Stored entries

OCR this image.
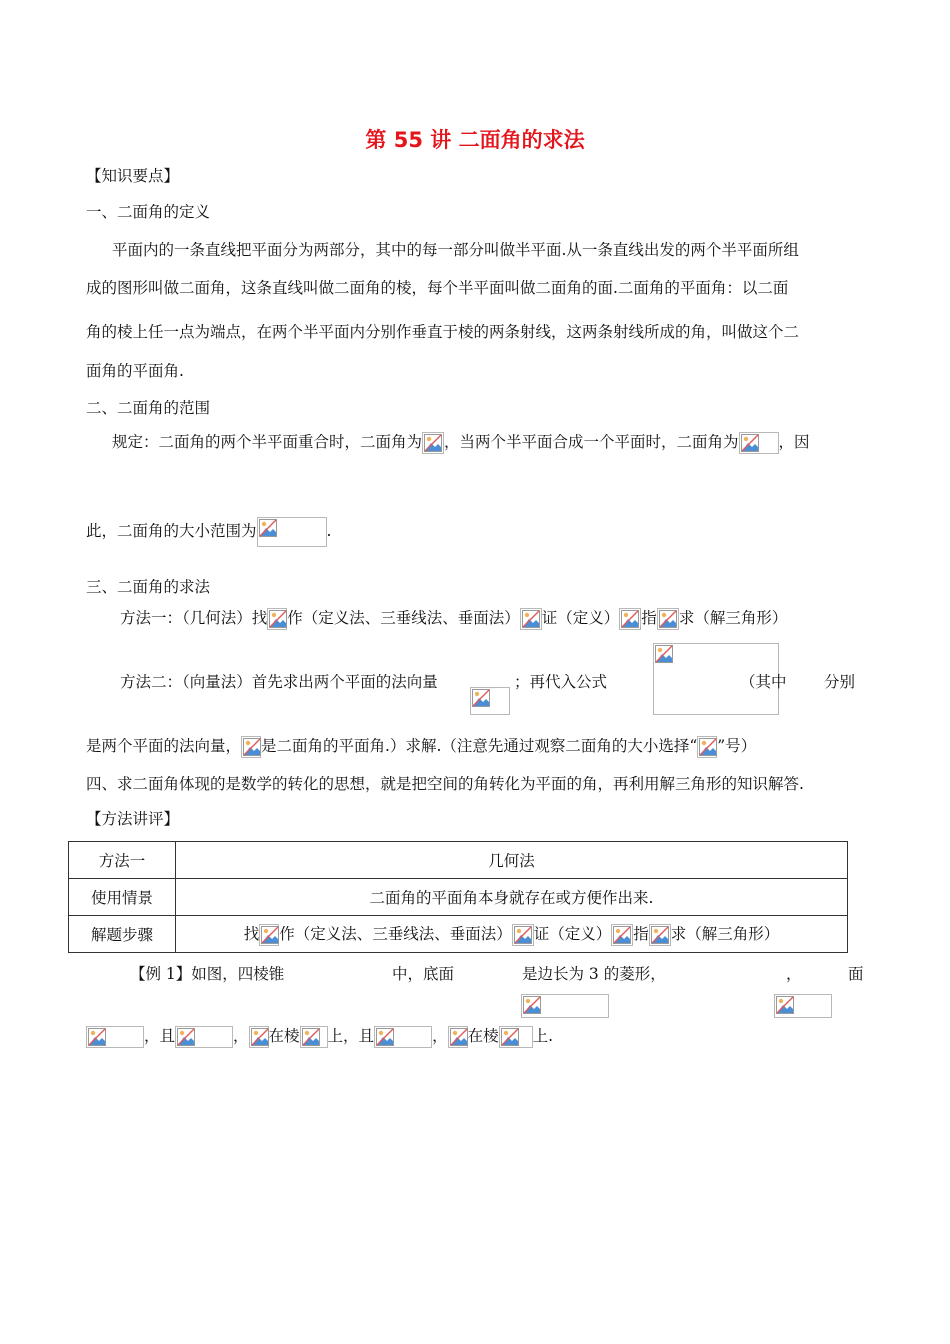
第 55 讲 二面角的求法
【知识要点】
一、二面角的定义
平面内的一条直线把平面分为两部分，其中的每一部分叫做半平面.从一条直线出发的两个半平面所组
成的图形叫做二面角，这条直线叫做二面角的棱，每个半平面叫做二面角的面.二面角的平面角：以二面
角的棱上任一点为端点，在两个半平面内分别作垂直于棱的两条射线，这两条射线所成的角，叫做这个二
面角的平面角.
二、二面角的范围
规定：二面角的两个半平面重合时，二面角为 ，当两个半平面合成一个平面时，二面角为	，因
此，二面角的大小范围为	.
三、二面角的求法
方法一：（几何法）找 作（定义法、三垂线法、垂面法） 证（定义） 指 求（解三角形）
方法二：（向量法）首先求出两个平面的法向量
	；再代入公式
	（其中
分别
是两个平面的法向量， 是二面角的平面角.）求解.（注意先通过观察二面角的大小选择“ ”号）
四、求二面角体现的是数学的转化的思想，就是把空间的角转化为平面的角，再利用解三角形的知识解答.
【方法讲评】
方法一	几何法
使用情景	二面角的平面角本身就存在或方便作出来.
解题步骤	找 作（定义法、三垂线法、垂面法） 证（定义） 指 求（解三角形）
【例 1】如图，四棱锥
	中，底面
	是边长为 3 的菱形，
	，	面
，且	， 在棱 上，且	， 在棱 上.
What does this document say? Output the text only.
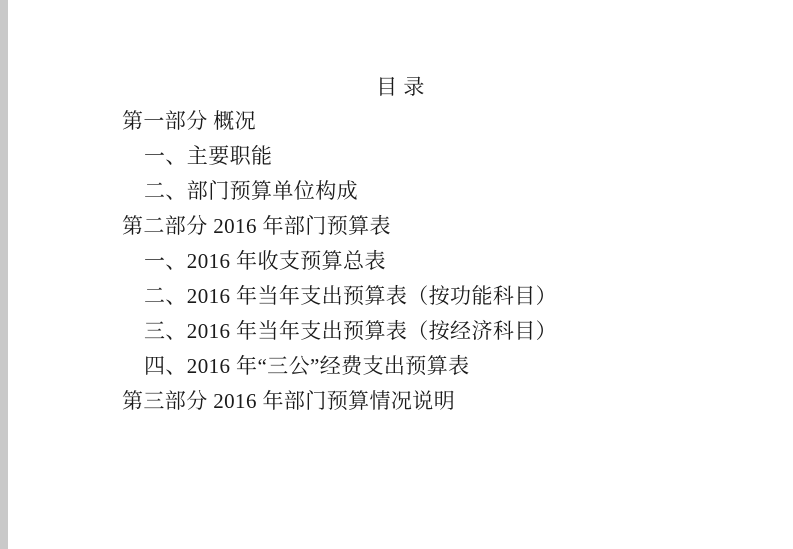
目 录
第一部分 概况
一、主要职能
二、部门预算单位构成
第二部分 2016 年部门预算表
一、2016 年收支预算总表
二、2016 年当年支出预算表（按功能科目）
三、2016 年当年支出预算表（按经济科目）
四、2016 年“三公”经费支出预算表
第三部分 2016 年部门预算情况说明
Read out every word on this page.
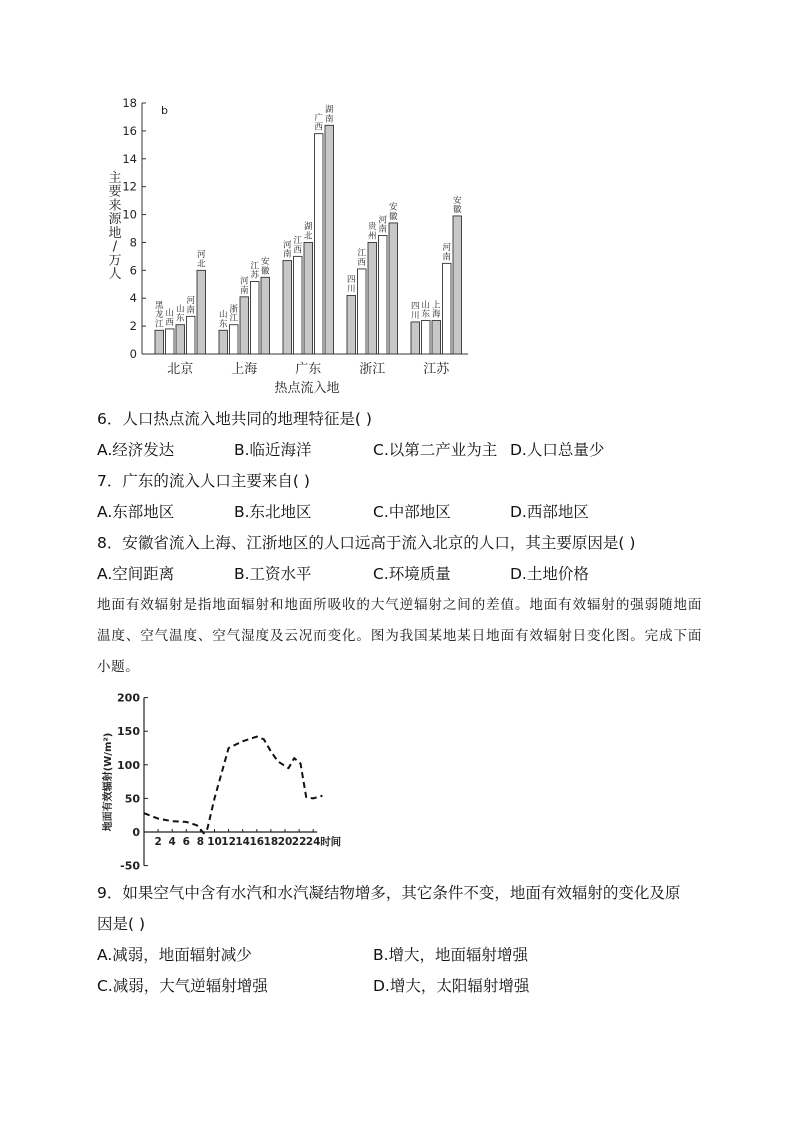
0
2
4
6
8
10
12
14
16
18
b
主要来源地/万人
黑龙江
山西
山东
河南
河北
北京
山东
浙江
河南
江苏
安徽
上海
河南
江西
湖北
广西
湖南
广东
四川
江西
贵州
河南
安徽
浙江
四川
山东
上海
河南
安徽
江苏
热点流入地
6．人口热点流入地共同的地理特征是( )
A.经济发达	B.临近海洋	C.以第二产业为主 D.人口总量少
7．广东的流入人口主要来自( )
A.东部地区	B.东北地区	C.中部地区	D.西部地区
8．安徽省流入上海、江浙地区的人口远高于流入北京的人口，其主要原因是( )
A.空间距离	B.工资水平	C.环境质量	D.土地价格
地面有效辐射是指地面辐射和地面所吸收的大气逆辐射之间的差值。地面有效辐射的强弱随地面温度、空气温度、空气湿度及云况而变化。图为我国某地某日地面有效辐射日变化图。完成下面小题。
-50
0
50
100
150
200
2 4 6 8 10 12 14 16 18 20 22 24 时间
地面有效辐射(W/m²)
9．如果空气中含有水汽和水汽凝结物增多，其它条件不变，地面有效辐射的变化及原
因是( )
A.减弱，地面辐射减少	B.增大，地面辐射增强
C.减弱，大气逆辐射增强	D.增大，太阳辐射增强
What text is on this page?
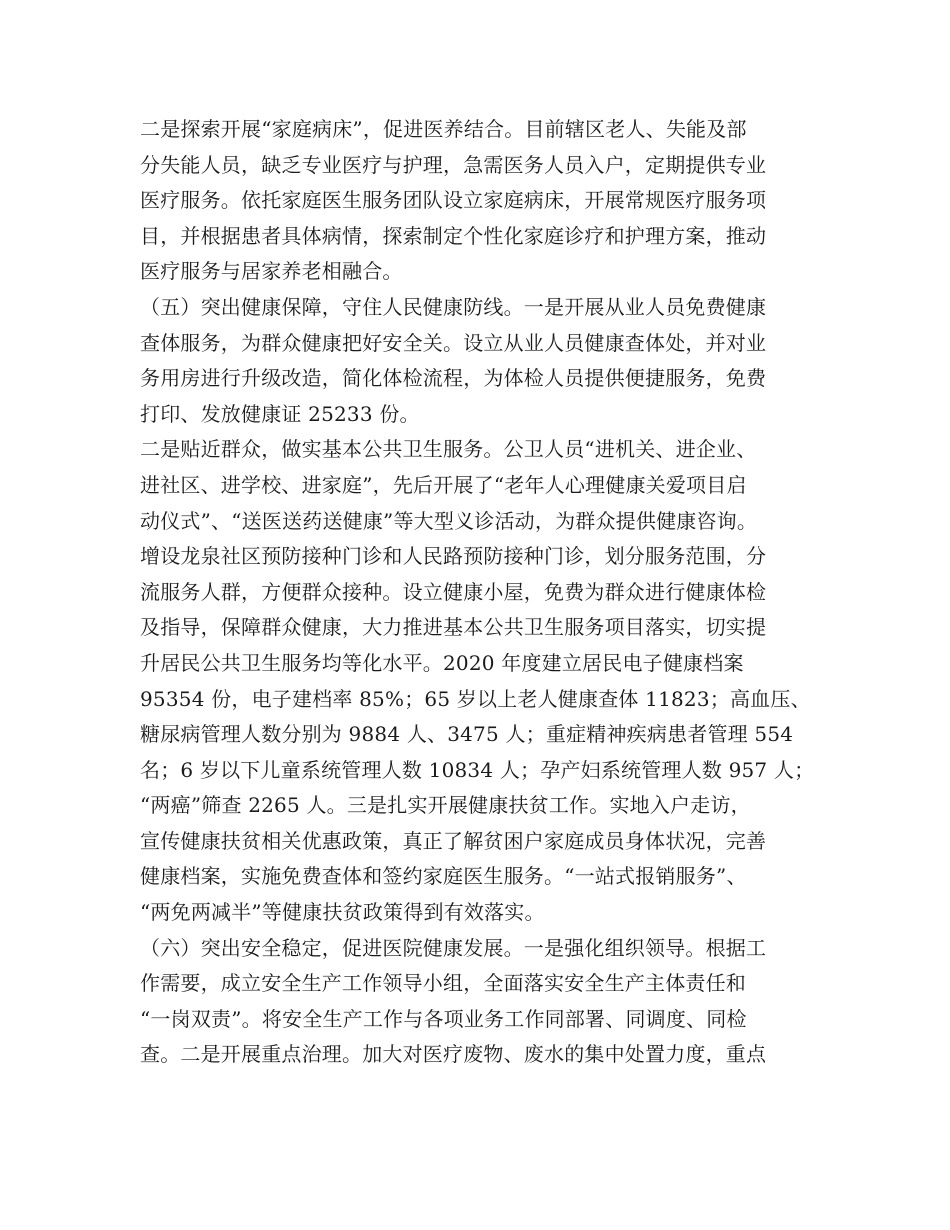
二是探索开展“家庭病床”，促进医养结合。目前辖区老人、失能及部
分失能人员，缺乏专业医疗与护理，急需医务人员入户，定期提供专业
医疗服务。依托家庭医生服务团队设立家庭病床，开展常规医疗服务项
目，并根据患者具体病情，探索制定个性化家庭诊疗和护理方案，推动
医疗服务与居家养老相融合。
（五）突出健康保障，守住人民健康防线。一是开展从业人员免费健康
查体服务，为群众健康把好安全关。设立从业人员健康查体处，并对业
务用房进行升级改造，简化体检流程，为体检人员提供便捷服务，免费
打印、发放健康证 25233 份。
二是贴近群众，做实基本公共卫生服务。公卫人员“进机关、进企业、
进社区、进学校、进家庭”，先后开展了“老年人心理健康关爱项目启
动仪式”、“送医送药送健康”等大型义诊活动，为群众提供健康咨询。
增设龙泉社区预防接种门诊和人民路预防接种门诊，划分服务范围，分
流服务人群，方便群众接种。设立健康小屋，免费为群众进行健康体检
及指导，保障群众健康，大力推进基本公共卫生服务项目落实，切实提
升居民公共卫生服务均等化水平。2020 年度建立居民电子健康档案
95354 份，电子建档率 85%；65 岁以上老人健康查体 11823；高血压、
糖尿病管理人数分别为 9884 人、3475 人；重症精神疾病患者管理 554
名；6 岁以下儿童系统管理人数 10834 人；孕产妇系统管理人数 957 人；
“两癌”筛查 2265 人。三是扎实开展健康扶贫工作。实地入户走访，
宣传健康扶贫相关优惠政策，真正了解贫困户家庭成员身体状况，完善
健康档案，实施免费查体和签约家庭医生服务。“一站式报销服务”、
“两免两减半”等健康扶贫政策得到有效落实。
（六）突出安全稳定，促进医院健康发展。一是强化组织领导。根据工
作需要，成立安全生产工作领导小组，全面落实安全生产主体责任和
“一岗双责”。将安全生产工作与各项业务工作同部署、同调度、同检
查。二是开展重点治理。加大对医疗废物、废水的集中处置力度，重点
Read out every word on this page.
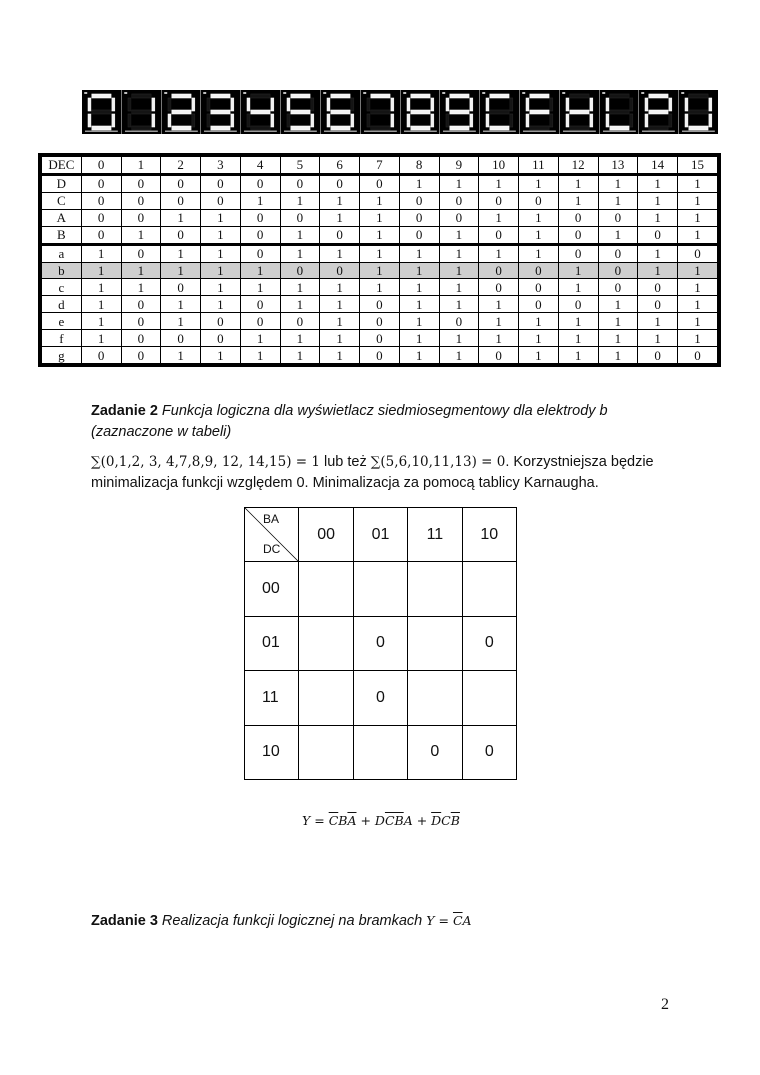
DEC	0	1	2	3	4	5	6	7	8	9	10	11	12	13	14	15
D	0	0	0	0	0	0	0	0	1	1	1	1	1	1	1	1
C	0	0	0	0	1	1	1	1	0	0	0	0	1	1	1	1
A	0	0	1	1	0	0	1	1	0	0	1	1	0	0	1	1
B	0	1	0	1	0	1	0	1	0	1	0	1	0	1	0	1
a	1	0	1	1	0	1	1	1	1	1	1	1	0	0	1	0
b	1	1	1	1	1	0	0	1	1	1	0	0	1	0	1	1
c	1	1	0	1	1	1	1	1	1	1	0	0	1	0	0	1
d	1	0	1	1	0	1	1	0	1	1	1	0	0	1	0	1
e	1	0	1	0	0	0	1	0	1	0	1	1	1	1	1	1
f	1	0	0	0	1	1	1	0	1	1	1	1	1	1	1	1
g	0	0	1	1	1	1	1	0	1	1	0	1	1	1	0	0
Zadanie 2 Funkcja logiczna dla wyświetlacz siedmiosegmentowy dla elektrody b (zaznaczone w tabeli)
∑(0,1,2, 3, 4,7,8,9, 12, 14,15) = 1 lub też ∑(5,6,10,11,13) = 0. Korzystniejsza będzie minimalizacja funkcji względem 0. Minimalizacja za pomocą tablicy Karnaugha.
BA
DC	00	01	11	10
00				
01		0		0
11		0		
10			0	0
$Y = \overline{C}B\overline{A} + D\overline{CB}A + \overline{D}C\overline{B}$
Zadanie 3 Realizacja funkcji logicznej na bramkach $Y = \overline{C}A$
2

**What you should do:**
Transcribe all of the entries word for word, but skip any pictures they contain.

**Task response:**
OCR this image.
第 55 讲 二面角的求法
【知识要点】
一、二面角的定义
平面内的一条直线把平面分为两部分，其中的每一部分叫做半平面.从一条直线出发的两个半平面所组
成的图形叫做二面角，这条直线叫做二面角的棱，每个半平面叫做二面角的面.二面角的平面角：以二面
角的棱上任一点为端点，在两个半平面内分别作垂直于棱的两条射线，这两条射线所成的角，叫做这个二
面角的平面角.
二、二面角的范围
规定：二面角的两个半平面重合时，二面角为 ，当两个半平面合成一个平面时，二面角为	，因
此，二面角的大小范围为	.
三、二面角的求法
方法一：（几何法）找 作（定义法、三垂线法、垂面法） 证（定义） 指 求（解三角形）
方法二：（向量法）首先求出两个平面的法向量
	；再代入公式
	（其中
分别
是两个平面的法向量， 是二面角的平面角.）求解.（注意先通过观察二面角的大小选择“ ”号）
四、求二面角体现的是数学的转化的思想，就是把空间的角转化为平面的角，再利用解三角形的知识解答.
【方法讲评】
方法一	几何法
使用情景	二面角的平面角本身就存在或方便作出来.
解题步骤	找 作（定义法、三垂线法、垂面法） 证（定义） 指 求（解三角形）
【例 1】如图，四棱锥
	中，底面
	是边长为 3 的菱形，
	，	面
，且	， 在棱 上，且	， 在棱 上.
What does this document say? Output the text only.
目 录
第一部分 概况
一、主要职能
二、部门预算单位构成
第二部分 2016 年部门预算表
一、2016 年收支预算总表
二、2016 年当年支出预算表（按功能科目）
三、2016 年当年支出预算表（按经济科目）
四、2016 年“三公”经费支出预算表
第三部分 2016 年部门预算情况说明
Read out every word on this page.
0
2
4
6
8
10
12
14
16
18
b
主要来源地/万人
黑龙江
山西
山东
河南
河北
北京
山东
浙江
河南
江苏
安徽
上海
河南
江西
湖北
广西
湖南
广东
四川
江西
贵州
河南
安徽
浙江
四川
山东
上海
河南
安徽
江苏
热点流入地
6．人口热点流入地共同的地理特征是( )
A.经济发达	B.临近海洋	C.以第二产业为主 D.人口总量少
7．广东的流入人口主要来自( )
A.东部地区	B.东北地区	C.中部地区	D.西部地区
8．安徽省流入上海、江浙地区的人口远高于流入北京的人口，其主要原因是( )
A.空间距离	B.工资水平	C.环境质量	D.土地价格
地面有效辐射是指地面辐射和地面所吸收的大气逆辐射之间的差值。地面有效辐射的强弱随地面温度、空气温度、空气湿度及云况而变化。图为我国某地某日地面有效辐射日变化图。完成下面小题。
-50
0
50
100
150
200
2 4 6 8 10 12 14 16 18 20 22 24 时间
地面有效辐射(W/m²)
9．如果空气中含有水汽和水汽凝结物增多，其它条件不变，地面有效辐射的变化及原
因是( )
A.减弱，地面辐射减少	B.增大，地面辐射增强
C.减弱，大气逆辐射增强	D.增大，太阳辐射增强
What text is on this page?
二是探索开展“家庭病床”，促进医养结合。目前辖区老人、失能及部
分失能人员，缺乏专业医疗与护理，急需医务人员入户，定期提供专业
医疗服务。依托家庭医生服务团队设立家庭病床，开展常规医疗服务项
目，并根据患者具体病情，探索制定个性化家庭诊疗和护理方案，推动
医疗服务与居家养老相融合。
（五）突出健康保障，守住人民健康防线。一是开展从业人员免费健康
查体服务，为群众健康把好安全关。设立从业人员健康查体处，并对业
务用房进行升级改造，简化体检流程，为体检人员提供便捷服务，免费
打印、发放健康证 25233 份。
二是贴近群众，做实基本公共卫生服务。公卫人员“进机关、进企业、
进社区、进学校、进家庭”，先后开展了“老年人心理健康关爱项目启
动仪式”、“送医送药送健康”等大型义诊活动，为群众提供健康咨询。
增设龙泉社区预防接种门诊和人民路预防接种门诊，划分服务范围，分
流服务人群，方便群众接种。设立健康小屋，免费为群众进行健康体检
及指导，保障群众健康，大力推进基本公共卫生服务项目落实，切实提
升居民公共卫生服务均等化水平。2020 年度建立居民电子健康档案
95354 份，电子建档率 85%；65 岁以上老人健康查体 11823；高血压、
糖尿病管理人数分别为 9884 人、3475 人；重症精神疾病患者管理 554
名；6 岁以下儿童系统管理人数 10834 人；孕产妇系统管理人数 957 人；
“两癌”筛查 2265 人。三是扎实开展健康扶贫工作。实地入户走访，
宣传健康扶贫相关优惠政策，真正了解贫困户家庭成员身体状况，完善
健康档案，实施免费查体和签约家庭医生服务。“一站式报销服务”、
“两免两减半”等健康扶贫政策得到有效落实。
（六）突出安全稳定，促进医院健康发展。一是强化组织领导。根据工
作需要，成立安全生产工作领导小组，全面落实安全生产主体责任和
“一岗双责”。将安全生产工作与各项业务工作同部署、同调度、同检
查。二是开展重点治理。加大对医疗废物、废水的集中处置力度，重点
Read out every word on this page.
DEC	0	1	2	3	4	5	6	7	8	9	10	11	12	13	14	15
D	0	0	0	0	0	0	0	0	1	1	1	1	1	1	1	1
C	0	0	0	0	1	1	1	1	0	0	0	0	1	1	1	1
A	0	0	1	1	0	0	1	1	0	0	1	1	0	0	1	1
B	0	1	0	1	0	1	0	1	0	1	0	1	0	1	0	1
a	1	0	1	1	0	1	1	1	1	1	1	1	0	0	1	0
b	1	1	1	1	1	0	0	1	1	1	0	0	1	0	1	1
c	1	1	0	1	1	1	1	1	1	1	0	0	1	0	0	1
d	1	0	1	1	0	1	1	0	1	1	1	0	0	1	0	1
e	1	0	1	0	0	0	1	0	1	0	1	1	1	1	1	1
f	1	0	0	0	1	1	1	0	1	1	1	1	1	1	1	1
g	0	0	1	1	1	1	1	0	1	1	0	1	1	1	0	0
Zadanie 2 Funkcja logiczna dla wyświetlacz siedmiosegmentowy dla elektrody b (zaznaczone w tabeli)
∑(0,1,2, 3, 4,7,8,9, 12, 14,15) = 1 lub też ∑(5,6,10,11,13) = 0. Korzystniejsza będzie minimalizacja funkcji względem 0. Minimalizacja za pomocą tablicy Karnaugha.
BA
DC	00	01	11	10
00				
01		0		0
11		0		
10			0	0
$Y = \overline{C}B\overline{A} + D\overline{CB}A + \overline{D}C\overline{B}$
Zadanie 3 Realizacja funkcji logicznej na bramkach $Y = \overline{C}A$
2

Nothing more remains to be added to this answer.